start Stored data

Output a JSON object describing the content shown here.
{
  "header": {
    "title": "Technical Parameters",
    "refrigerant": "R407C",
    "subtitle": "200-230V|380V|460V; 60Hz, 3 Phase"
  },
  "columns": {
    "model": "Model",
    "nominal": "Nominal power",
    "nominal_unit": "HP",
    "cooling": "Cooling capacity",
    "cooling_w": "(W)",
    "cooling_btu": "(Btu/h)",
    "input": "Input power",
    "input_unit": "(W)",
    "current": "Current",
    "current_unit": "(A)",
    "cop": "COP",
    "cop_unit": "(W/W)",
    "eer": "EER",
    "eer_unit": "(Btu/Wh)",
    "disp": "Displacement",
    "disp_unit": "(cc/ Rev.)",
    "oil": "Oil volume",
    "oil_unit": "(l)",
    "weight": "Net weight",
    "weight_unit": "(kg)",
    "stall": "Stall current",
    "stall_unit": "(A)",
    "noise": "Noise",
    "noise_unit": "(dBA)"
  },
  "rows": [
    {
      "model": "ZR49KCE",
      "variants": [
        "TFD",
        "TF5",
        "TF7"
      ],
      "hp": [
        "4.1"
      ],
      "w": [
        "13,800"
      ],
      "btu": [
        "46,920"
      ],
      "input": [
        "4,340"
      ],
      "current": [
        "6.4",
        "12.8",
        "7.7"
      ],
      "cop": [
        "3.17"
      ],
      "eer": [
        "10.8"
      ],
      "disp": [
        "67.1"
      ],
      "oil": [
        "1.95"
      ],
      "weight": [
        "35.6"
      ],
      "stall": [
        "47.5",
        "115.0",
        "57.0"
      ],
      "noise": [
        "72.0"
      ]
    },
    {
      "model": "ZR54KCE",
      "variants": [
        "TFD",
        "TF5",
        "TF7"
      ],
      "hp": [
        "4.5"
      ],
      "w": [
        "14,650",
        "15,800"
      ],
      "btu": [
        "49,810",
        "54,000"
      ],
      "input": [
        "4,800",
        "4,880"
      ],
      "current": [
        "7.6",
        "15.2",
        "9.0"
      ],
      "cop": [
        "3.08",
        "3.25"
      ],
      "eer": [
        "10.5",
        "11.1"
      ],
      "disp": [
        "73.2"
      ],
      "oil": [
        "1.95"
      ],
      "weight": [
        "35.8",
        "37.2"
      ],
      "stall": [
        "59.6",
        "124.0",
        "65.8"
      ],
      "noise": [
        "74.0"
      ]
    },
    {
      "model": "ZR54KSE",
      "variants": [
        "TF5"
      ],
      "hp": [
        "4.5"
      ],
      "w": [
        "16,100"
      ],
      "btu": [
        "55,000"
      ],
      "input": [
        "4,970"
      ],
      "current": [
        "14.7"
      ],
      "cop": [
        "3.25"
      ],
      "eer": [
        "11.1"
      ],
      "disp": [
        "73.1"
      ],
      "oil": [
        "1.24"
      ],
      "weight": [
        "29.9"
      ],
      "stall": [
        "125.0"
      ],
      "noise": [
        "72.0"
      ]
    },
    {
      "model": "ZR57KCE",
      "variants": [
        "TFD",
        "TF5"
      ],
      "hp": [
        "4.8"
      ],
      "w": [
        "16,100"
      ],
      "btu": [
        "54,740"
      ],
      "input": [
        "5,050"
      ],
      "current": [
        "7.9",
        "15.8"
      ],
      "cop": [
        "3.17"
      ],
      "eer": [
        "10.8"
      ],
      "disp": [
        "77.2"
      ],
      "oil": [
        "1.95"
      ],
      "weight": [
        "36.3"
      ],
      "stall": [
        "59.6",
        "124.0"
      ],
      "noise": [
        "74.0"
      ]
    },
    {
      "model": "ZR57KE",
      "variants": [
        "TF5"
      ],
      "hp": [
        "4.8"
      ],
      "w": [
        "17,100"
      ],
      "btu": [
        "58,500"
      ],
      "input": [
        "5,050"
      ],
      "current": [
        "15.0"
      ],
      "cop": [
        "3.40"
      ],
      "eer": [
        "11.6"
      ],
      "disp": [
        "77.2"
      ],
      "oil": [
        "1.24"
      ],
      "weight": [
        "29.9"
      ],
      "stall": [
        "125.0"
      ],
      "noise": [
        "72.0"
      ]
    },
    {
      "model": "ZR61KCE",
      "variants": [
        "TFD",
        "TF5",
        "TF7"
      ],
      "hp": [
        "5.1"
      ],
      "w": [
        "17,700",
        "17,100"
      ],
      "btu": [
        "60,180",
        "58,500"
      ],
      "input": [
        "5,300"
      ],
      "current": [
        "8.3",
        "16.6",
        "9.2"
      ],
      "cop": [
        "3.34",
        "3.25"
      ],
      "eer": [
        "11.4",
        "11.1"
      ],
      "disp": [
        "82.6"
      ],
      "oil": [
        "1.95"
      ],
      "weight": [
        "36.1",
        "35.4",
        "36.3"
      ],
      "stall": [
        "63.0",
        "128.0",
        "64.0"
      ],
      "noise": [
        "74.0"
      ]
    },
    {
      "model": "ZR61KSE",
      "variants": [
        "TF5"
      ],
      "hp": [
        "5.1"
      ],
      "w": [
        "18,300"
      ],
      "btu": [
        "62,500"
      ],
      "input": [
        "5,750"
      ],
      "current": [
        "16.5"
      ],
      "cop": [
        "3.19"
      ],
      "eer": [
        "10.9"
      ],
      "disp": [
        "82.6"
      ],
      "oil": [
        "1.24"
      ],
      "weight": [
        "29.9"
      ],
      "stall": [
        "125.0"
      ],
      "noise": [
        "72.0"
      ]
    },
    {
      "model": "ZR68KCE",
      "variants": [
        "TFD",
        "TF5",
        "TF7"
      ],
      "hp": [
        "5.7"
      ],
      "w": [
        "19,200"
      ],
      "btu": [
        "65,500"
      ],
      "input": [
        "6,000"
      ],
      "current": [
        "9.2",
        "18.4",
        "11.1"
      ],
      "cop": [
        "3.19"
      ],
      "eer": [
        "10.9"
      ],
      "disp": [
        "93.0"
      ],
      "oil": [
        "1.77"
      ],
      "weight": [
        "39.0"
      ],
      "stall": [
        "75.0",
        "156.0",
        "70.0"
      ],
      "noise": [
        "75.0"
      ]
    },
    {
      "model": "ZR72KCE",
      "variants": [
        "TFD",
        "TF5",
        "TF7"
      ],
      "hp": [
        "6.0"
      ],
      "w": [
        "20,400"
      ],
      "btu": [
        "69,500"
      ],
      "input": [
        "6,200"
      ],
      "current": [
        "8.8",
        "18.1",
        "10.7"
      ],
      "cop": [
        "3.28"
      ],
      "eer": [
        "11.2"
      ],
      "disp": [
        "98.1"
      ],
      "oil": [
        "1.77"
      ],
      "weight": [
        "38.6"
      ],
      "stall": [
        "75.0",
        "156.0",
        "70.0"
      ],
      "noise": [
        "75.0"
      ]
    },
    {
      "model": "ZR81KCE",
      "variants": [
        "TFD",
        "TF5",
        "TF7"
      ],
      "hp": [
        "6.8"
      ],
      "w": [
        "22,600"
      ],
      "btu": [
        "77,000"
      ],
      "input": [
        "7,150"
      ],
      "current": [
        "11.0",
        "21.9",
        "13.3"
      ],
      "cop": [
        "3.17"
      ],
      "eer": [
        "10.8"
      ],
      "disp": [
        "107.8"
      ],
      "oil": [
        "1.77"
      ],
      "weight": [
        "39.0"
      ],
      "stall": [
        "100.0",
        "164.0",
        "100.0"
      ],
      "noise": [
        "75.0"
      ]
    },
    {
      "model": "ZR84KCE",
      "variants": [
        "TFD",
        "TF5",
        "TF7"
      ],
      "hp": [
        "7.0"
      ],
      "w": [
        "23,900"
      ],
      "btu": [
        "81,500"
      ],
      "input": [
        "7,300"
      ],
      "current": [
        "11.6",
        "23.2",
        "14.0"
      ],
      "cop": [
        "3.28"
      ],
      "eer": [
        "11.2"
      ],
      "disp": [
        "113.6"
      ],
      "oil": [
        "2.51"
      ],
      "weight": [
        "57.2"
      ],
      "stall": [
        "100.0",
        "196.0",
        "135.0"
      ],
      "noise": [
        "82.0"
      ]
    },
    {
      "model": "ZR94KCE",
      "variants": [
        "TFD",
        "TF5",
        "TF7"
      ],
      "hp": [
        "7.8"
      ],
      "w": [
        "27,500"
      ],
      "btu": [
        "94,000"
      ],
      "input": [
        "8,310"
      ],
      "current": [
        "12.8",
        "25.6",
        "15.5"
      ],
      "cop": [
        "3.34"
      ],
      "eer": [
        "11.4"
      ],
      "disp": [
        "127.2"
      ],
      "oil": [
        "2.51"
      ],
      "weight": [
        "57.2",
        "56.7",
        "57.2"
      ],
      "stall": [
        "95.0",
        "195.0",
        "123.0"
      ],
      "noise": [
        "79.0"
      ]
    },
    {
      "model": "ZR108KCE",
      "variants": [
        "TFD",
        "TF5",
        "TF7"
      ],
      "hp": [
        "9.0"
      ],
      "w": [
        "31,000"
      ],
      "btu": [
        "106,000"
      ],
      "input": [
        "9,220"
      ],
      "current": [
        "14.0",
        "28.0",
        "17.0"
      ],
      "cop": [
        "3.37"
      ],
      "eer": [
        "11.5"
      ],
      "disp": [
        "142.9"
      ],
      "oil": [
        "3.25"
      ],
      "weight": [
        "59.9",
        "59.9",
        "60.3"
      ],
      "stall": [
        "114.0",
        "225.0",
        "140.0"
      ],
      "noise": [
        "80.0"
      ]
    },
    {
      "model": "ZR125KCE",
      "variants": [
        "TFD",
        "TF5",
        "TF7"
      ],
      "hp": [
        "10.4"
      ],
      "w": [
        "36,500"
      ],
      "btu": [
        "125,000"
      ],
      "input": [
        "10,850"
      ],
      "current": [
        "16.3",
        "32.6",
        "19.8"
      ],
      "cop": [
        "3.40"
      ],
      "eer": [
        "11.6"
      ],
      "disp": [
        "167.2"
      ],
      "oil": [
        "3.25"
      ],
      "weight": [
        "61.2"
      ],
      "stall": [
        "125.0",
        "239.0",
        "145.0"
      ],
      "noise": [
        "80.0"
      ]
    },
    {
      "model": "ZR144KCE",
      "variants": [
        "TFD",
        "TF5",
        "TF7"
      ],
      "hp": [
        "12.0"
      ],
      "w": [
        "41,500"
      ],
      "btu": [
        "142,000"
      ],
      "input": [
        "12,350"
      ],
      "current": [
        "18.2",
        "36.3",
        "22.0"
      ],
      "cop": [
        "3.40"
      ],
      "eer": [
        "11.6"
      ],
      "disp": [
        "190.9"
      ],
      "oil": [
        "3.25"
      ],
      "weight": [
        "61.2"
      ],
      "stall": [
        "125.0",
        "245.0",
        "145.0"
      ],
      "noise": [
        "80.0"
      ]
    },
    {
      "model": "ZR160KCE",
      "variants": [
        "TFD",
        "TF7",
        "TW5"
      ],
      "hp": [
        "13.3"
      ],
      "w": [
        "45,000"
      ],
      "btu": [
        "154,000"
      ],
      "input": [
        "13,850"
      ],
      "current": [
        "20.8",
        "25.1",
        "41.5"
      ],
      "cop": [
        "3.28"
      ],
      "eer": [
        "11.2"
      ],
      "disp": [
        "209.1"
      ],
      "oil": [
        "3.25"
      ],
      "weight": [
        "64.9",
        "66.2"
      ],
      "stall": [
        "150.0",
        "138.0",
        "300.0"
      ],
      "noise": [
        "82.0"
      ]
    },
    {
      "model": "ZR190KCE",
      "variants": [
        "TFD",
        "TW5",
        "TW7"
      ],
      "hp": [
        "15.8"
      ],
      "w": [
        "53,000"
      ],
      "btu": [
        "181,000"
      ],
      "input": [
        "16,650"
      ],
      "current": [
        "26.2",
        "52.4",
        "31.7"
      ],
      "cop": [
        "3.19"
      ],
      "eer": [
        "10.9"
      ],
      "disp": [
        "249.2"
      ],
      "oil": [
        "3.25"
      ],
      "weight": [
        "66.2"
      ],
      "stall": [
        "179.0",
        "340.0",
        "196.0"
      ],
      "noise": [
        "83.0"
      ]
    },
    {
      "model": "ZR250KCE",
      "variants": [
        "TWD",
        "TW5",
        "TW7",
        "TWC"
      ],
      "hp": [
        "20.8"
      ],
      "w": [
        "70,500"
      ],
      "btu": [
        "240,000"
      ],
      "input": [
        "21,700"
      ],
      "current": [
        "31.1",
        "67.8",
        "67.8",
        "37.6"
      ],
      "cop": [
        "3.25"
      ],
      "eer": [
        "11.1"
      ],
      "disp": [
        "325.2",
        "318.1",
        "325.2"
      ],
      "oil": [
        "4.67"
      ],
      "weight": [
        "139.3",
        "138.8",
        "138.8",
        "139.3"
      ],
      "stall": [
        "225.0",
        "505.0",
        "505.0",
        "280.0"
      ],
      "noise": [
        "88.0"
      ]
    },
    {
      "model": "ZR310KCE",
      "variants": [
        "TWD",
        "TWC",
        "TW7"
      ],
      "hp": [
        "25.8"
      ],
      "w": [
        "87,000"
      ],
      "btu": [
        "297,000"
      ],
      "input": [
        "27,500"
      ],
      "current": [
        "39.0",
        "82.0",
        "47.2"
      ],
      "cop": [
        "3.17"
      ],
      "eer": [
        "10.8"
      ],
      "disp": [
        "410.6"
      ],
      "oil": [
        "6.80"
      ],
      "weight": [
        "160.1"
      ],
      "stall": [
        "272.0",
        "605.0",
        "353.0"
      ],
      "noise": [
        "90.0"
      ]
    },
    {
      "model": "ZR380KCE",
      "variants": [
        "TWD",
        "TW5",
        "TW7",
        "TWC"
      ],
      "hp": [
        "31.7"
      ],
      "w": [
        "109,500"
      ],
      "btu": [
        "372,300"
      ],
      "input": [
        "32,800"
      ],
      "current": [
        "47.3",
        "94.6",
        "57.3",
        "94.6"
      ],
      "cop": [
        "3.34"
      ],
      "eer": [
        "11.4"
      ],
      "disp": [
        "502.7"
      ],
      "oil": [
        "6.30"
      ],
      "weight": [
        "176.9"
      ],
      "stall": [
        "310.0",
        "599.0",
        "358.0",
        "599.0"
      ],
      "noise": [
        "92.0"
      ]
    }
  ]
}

end Stored data

* The request
Gather each line that holds "power".

* Exercise response
    "nominal": "Nominal power",
    "input": "Input power",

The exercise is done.